## REQUIREMENT
Reproduce every item below word for word, line by line.

## INPUT ROWS
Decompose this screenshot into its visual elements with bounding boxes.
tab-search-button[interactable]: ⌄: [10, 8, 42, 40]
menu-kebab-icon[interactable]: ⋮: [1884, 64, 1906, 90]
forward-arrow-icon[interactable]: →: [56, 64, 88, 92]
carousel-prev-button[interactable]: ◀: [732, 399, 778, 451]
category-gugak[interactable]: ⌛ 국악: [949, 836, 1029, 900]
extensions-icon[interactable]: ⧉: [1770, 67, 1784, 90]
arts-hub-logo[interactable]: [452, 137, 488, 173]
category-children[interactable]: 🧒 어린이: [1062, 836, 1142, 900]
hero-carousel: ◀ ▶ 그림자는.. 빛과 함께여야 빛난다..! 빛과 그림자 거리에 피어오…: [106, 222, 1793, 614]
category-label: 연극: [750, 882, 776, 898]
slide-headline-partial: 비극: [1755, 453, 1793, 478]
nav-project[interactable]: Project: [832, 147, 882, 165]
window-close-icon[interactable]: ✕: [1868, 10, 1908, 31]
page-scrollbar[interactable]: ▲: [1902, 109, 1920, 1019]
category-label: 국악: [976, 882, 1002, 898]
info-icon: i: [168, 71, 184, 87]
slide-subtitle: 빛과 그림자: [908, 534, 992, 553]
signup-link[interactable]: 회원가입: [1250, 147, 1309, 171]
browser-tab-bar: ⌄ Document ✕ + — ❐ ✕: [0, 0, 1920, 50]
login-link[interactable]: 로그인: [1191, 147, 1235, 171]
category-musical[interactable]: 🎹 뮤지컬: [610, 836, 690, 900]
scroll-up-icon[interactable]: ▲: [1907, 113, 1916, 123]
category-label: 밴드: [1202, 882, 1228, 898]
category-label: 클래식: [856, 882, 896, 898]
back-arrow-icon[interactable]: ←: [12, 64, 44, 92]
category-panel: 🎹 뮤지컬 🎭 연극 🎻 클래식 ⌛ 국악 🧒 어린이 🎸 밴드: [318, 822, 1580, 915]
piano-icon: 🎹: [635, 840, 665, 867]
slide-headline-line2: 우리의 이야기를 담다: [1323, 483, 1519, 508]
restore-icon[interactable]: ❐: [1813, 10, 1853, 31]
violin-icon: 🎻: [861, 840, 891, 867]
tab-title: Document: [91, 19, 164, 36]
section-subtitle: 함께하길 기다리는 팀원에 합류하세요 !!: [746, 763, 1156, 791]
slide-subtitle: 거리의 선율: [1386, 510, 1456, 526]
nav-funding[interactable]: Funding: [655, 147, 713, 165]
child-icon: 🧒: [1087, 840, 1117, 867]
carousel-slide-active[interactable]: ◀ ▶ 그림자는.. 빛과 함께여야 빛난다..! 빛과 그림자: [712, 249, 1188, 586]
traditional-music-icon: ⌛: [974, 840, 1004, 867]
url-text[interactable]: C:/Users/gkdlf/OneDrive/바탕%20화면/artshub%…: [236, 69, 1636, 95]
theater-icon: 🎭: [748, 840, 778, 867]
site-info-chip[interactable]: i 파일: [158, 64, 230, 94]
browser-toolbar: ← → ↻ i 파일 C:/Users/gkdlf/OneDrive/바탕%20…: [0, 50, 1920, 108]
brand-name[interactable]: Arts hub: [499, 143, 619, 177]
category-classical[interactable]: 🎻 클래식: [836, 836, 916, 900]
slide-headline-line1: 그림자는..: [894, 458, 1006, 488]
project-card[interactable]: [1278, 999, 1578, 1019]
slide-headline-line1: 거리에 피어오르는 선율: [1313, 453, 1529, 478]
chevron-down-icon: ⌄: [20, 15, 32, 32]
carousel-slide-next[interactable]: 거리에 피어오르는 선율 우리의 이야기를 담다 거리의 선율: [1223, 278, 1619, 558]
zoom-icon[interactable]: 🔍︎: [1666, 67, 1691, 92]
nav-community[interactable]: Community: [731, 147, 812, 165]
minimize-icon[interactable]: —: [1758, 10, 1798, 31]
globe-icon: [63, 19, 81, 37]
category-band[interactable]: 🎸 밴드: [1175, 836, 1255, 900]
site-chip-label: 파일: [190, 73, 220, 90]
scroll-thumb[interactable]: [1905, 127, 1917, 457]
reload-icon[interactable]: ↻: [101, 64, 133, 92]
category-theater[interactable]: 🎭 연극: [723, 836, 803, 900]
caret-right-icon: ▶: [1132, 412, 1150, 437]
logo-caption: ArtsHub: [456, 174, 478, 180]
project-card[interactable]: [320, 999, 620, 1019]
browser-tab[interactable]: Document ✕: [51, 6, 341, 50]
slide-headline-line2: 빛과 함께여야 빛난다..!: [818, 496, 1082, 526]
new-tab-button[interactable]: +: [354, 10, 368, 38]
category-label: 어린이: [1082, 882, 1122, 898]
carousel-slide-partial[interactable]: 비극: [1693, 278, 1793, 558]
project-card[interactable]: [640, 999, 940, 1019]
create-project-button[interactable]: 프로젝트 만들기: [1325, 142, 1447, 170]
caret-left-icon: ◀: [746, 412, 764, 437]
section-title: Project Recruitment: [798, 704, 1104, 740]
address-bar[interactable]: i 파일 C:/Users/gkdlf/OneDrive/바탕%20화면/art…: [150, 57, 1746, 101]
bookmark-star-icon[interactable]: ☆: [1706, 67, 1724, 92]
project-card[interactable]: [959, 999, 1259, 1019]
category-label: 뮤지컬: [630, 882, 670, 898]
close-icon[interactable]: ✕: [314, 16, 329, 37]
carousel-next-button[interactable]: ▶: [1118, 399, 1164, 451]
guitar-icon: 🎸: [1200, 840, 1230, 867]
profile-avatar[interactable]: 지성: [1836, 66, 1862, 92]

## TASK RESULT
Decompose this screenshot into its visual elements with bounding boxes.
tab-search-button[interactable]: ⌄: [10, 8, 42, 40]
menu-kebab-icon[interactable]: ⋮: [1884, 64, 1906, 90]
forward-arrow-icon[interactable]: →: [56, 64, 88, 92]
carousel-prev-button[interactable]: ◀: [732, 399, 778, 451]
category-gugak[interactable]: ⌛ 국악: [949, 836, 1029, 900]
extensions-icon[interactable]: ⧉: [1770, 67, 1784, 90]
arts-hub-logo[interactable]: [452, 137, 488, 173]
category-children[interactable]: 🧒 어린이: [1062, 836, 1142, 900]
hero-carousel: ◀ ▶ 그림자는.. 빛과 함께여야 빛난다..! 빛과 그림자 거리에 피어오…: [106, 222, 1793, 614]
category-label: 연극: [750, 882, 776, 898]
slide-headline-partial: 비극: [1755, 453, 1793, 478]
nav-project[interactable]: Project: [832, 147, 882, 165]
window-close-icon[interactable]: ✕: [1868, 10, 1908, 31]
page-scrollbar[interactable]: ▲: [1902, 109, 1920, 1019]
category-label: 국악: [976, 882, 1002, 898]
info-icon: i: [168, 71, 184, 87]
slide-subtitle: 빛과 그림자: [908, 534, 992, 553]
signup-link[interactable]: 회원가입: [1250, 147, 1309, 171]
browser-tab-bar: ⌄ Document ✕ + — ❐ ✕: [0, 0, 1920, 50]
login-link[interactable]: 로그인: [1191, 147, 1235, 171]
category-musical[interactable]: 🎹 뮤지컬: [610, 836, 690, 900]
scroll-up-icon[interactable]: ▲: [1907, 113, 1916, 123]
category-label: 밴드: [1202, 882, 1228, 898]
category-label: 클래식: [856, 882, 896, 898]
back-arrow-icon[interactable]: ←: [12, 64, 44, 92]
category-panel: 🎹 뮤지컬 🎭 연극 🎻 클래식 ⌛ 국악 🧒 어린이 🎸 밴드: [318, 822, 1580, 915]
piano-icon: 🎹: [635, 840, 665, 867]
slide-headline-line2: 우리의 이야기를 담다: [1323, 483, 1519, 508]
restore-icon[interactable]: ❐: [1813, 10, 1853, 31]
violin-icon: 🎻: [861, 840, 891, 867]
tab-title: Document: [91, 19, 164, 36]
section-subtitle: 함께하길 기다리는 팀원에 합류하세요 !!: [746, 763, 1156, 791]
slide-subtitle: 거리의 선율: [1386, 510, 1456, 526]
nav-funding[interactable]: Funding: [655, 147, 713, 165]
child-icon: 🧒: [1087, 840, 1117, 867]
carousel-slide-active[interactable]: ◀ ▶ 그림자는.. 빛과 함께여야 빛난다..! 빛과 그림자: [712, 249, 1188, 586]
traditional-music-icon: ⌛: [974, 840, 1004, 867]
url-text[interactable]: C:/Users/gkdlf/OneDrive/바탕%20화면/artshub%…: [236, 69, 1636, 95]
theater-icon: 🎭: [748, 840, 778, 867]
site-info-chip[interactable]: i 파일: [158, 64, 230, 94]
browser-toolbar: ← → ↻ i 파일 C:/Users/gkdlf/OneDrive/바탕%20…: [0, 50, 1920, 108]
brand-name[interactable]: Arts hub: [499, 143, 619, 177]
category-classical[interactable]: 🎻 클래식: [836, 836, 916, 900]
slide-headline-line1: 그림자는..: [894, 458, 1006, 488]
project-card[interactable]: [1278, 999, 1578, 1019]
slide-headline-line1: 거리에 피어오르는 선율: [1313, 453, 1529, 478]
chevron-down-icon: ⌄: [20, 15, 32, 32]
carousel-slide-next[interactable]: 거리에 피어오르는 선율 우리의 이야기를 담다 거리의 선율: [1223, 278, 1619, 558]
zoom-icon[interactable]: 🔍︎: [1666, 67, 1691, 92]
nav-community[interactable]: Community: [731, 147, 812, 165]
minimize-icon[interactable]: —: [1758, 10, 1798, 31]
globe-icon: [63, 19, 81, 37]
category-band[interactable]: 🎸 밴드: [1175, 836, 1255, 900]
site-chip-label: 파일: [190, 73, 220, 90]
scroll-thumb[interactable]: [1905, 127, 1917, 457]
reload-icon[interactable]: ↻: [101, 64, 133, 92]
category-theater[interactable]: 🎭 연극: [723, 836, 803, 900]
caret-right-icon: ▶: [1132, 412, 1150, 437]
logo-caption: ArtsHub: [456, 174, 478, 180]
project-card[interactable]: [320, 999, 620, 1019]
browser-tab[interactable]: Document ✕: [51, 6, 341, 50]
slide-headline-line2: 빛과 함께여야 빛난다..!: [818, 496, 1082, 526]
new-tab-button[interactable]: +: [354, 10, 368, 38]
category-label: 어린이: [1082, 882, 1122, 898]
carousel-slide-partial[interactable]: 비극: [1693, 278, 1793, 558]
project-card[interactable]: [640, 999, 940, 1019]
create-project-button[interactable]: 프로젝트 만들기: [1325, 142, 1447, 170]
caret-left-icon: ◀: [746, 412, 764, 437]
section-title: Project Recruitment: [798, 704, 1104, 740]
address-bar[interactable]: i 파일 C:/Users/gkdlf/OneDrive/바탕%20화면/art…: [150, 57, 1746, 101]
bookmark-star-icon[interactable]: ☆: [1706, 67, 1724, 92]
project-card[interactable]: [959, 999, 1259, 1019]
category-label: 뮤지컬: [630, 882, 670, 898]
close-icon[interactable]: ✕: [314, 16, 329, 37]
carousel-next-button[interactable]: ▶: [1118, 399, 1164, 451]
guitar-icon: 🎸: [1200, 840, 1230, 867]
profile-avatar[interactable]: 지성: [1836, 66, 1862, 92]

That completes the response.